Set down each entry from the block beneath, exactly as written.

------------------------

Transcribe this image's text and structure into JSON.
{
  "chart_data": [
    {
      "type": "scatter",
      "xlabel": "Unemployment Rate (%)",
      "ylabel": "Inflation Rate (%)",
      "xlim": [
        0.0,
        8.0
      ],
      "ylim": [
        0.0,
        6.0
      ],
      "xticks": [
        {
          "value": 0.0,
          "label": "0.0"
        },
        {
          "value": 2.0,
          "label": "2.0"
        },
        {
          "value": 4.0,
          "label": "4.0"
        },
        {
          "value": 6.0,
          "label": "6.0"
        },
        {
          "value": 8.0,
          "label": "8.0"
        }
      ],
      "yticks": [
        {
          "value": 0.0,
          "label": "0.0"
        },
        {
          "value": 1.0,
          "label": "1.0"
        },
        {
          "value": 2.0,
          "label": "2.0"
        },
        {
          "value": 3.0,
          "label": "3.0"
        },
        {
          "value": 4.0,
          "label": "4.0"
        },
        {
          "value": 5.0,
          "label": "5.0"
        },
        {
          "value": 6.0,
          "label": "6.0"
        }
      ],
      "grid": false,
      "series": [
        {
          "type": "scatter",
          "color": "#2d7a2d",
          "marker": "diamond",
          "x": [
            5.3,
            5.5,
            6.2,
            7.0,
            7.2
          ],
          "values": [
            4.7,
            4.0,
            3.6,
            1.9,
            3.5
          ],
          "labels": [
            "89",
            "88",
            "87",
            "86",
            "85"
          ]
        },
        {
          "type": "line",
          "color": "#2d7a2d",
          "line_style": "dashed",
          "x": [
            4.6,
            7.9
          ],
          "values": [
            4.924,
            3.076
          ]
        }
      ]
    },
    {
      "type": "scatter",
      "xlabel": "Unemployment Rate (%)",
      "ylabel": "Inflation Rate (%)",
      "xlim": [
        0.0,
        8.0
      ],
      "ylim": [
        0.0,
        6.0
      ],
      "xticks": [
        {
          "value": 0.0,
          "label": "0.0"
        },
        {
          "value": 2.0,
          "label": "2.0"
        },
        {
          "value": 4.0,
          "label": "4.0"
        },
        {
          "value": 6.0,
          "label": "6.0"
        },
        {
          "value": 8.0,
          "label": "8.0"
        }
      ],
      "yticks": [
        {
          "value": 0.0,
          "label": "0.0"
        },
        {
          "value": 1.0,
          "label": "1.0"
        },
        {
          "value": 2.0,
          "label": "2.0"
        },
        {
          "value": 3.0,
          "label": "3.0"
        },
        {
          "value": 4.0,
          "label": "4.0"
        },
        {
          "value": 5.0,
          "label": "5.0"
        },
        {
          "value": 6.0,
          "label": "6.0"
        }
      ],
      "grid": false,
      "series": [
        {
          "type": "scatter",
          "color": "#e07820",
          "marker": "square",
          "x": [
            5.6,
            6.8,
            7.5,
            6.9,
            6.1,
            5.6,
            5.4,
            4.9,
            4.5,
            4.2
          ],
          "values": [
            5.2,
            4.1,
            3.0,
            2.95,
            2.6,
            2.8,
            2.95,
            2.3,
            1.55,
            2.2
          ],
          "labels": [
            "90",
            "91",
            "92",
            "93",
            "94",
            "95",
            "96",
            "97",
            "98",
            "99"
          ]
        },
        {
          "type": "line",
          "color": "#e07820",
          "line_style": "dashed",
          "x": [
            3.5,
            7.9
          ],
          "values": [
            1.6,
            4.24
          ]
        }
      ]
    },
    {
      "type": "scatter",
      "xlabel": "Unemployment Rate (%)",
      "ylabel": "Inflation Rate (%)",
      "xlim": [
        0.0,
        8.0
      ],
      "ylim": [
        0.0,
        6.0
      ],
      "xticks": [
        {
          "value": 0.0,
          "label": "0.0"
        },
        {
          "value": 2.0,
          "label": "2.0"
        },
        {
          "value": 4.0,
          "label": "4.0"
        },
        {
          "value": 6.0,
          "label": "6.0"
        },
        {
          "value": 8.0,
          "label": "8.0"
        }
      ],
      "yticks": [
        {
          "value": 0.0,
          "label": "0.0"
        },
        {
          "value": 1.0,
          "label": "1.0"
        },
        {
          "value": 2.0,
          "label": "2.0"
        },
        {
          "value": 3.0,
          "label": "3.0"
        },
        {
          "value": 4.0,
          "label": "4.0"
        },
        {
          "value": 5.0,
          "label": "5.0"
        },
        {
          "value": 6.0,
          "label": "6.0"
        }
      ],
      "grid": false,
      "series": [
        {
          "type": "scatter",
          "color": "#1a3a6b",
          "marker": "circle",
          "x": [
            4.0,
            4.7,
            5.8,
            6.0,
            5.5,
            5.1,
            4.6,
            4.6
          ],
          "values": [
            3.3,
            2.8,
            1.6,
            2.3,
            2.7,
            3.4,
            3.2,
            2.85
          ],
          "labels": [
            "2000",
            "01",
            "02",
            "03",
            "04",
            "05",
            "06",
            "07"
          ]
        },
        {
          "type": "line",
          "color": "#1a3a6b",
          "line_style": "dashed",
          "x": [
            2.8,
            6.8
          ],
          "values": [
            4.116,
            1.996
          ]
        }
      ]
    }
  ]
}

------------------------

- [Right answer]
Transcribe this image's text and structure into JSON.
{
  "chart_data": [
    {
      "type": "scatter",
      "xlabel": "Unemployment Rate (%)",
      "ylabel": "Inflation Rate (%)",
      "xlim": [
        0.0,
        8.0
      ],
      "ylim": [
        0.0,
        6.0
      ],
      "xticks": [
        {
          "value": 0.0,
          "label": "0.0"
        },
        {
          "value": 2.0,
          "label": "2.0"
        },
        {
          "value": 4.0,
          "label": "4.0"
        },
        {
          "value": 6.0,
          "label": "6.0"
        },
        {
          "value": 8.0,
          "label": "8.0"
        }
      ],
      "yticks": [
        {
          "value": 0.0,
          "label": "0.0"
        },
        {
          "value": 1.0,
          "label": "1.0"
        },
        {
          "value": 2.0,
          "label": "2.0"
        },
        {
          "value": 3.0,
          "label": "3.0"
        },
        {
          "value": 4.0,
          "label": "4.0"
        },
        {
          "value": 5.0,
          "label": "5.0"
        },
        {
          "value": 6.0,
          "label": "6.0"
        }
      ],
      "grid": false,
      "series": [
        {
          "type": "scatter",
          "color": "#2d7a2d",
          "marker": "diamond",
          "x": [
            5.3,
            5.5,
            6.2,
            7.0,
            7.2
          ],
          "values": [
            4.7,
            4.0,
            3.6,
            1.9,
            3.5
          ],
          "labels": [
            "89",
            "88",
            "87",
            "86",
            "85"
          ]
        },
        {
          "type": "line",
          "color": "#2d7a2d",
          "line_style": "dashed",
          "x": [
            4.6,
            7.9
          ],
          "values": [
            4.924,
            3.076
          ]
        }
      ]
    },
    {
      "type": "scatter",
      "xlabel": "Unemployment Rate (%)",
      "ylabel": "Inflation Rate (%)",
      "xlim": [
        0.0,
        8.0
      ],
      "ylim": [
        0.0,
        6.0
      ],
      "xticks": [
        {
          "value": 0.0,
          "label": "0.0"
        },
        {
          "value": 2.0,
          "label": "2.0"
        },
        {
          "value": 4.0,
          "label": "4.0"
        },
        {
          "value": 6.0,
          "label": "6.0"
        },
        {
          "value": 8.0,
          "label": "8.0"
        }
      ],
      "yticks": [
        {
          "value": 0.0,
          "label": "0.0"
        },
        {
          "value": 1.0,
          "label": "1.0"
        },
        {
          "value": 2.0,
          "label": "2.0"
        },
        {
          "value": 3.0,
          "label": "3.0"
        },
        {
          "value": 4.0,
          "label": "4.0"
        },
        {
          "value": 5.0,
          "label": "5.0"
        },
        {
          "value": 6.0,
          "label": "6.0"
        }
      ],
      "grid": false,
      "series": [
        {
          "type": "scatter",
          "color": "#e07820",
          "marker": "square",
          "x": [
            5.6,
            6.8,
            7.5,
            6.9,
            6.1,
            5.6,
            5.4,
            4.9,
            4.5,
            4.2
          ],
          "values": [
            5.2,
            4.1,
            3.0,
            2.95,
            2.6,
            2.8,
            2.95,
            2.3,
            1.55,
            2.2
          ],
          "labels": [
            "90",
            "91",
            "92",
            "93",
            "94",
            "95",
            "96",
            "97",
            "98",
            "99"
          ]
        },
        {
          "type": "line",
          "color": "#e07820",
          "line_style": "dashed",
          "x": [
            3.5,
            7.9
          ],
          "values": [
            1.6,
            4.24
          ]
        }
      ]
    },
    {
      "type": "scatter",
      "xlabel": "Unemployment Rate (%)",
      "ylabel": "Inflation Rate (%)",
      "xlim": [
        0.0,
        8.0
      ],
      "ylim": [
        0.0,
        6.0
      ],
      "xticks": [
        {
          "value": 0.0,
          "label": "0.0"
        },
        {
          "value": 2.0,
          "label": "2.0"
        },
        {
          "value": 4.0,
          "label": "4.0"
        },
        {
          "value": 6.0,
          "label": "6.0"
        },
        {
          "value": 8.0,
          "label": "8.0"
        }
      ],
      "yticks": [
        {
          "value": 0.0,
          "label": "0.0"
        },
        {
          "value": 1.0,
          "label": "1.0"
        },
        {
          "value": 2.0,
          "label": "2.0"
        },
        {
          "value": 3.0,
          "label": "3.0"
        },
        {
          "value": 4.0,
          "label": "4.0"
        },
        {
          "value": 5.0,
          "label": "5.0"
        },
        {
          "value": 6.0,
          "label": "6.0"
        }
      ],
      "grid": false,
      "series": [
        {
          "type": "scatter",
          "color": "#1a3a6b",
          "marker": "circle",
          "x": [
            4.0,
            4.7,
            5.8,
            6.0,
            5.5,
            5.1,
            4.6,
            4.6
          ],
          "values": [
            3.3,
            2.8,
            1.6,
            2.3,
            2.7,
            3.4,
            3.2,
            2.85
          ],
          "labels": [
            "2000",
            "01",
            "02",
            "03",
            "04",
            "05",
            "06",
            "07"
          ]
        },
        {
          "type": "line",
          "color": "#1a3a6b",
          "line_style": "dashed",
          "x": [
            2.8,
            6.8
          ],
          "values": [
            4.116,
            1.996
          ]
        }
      ]
    }
  ]
}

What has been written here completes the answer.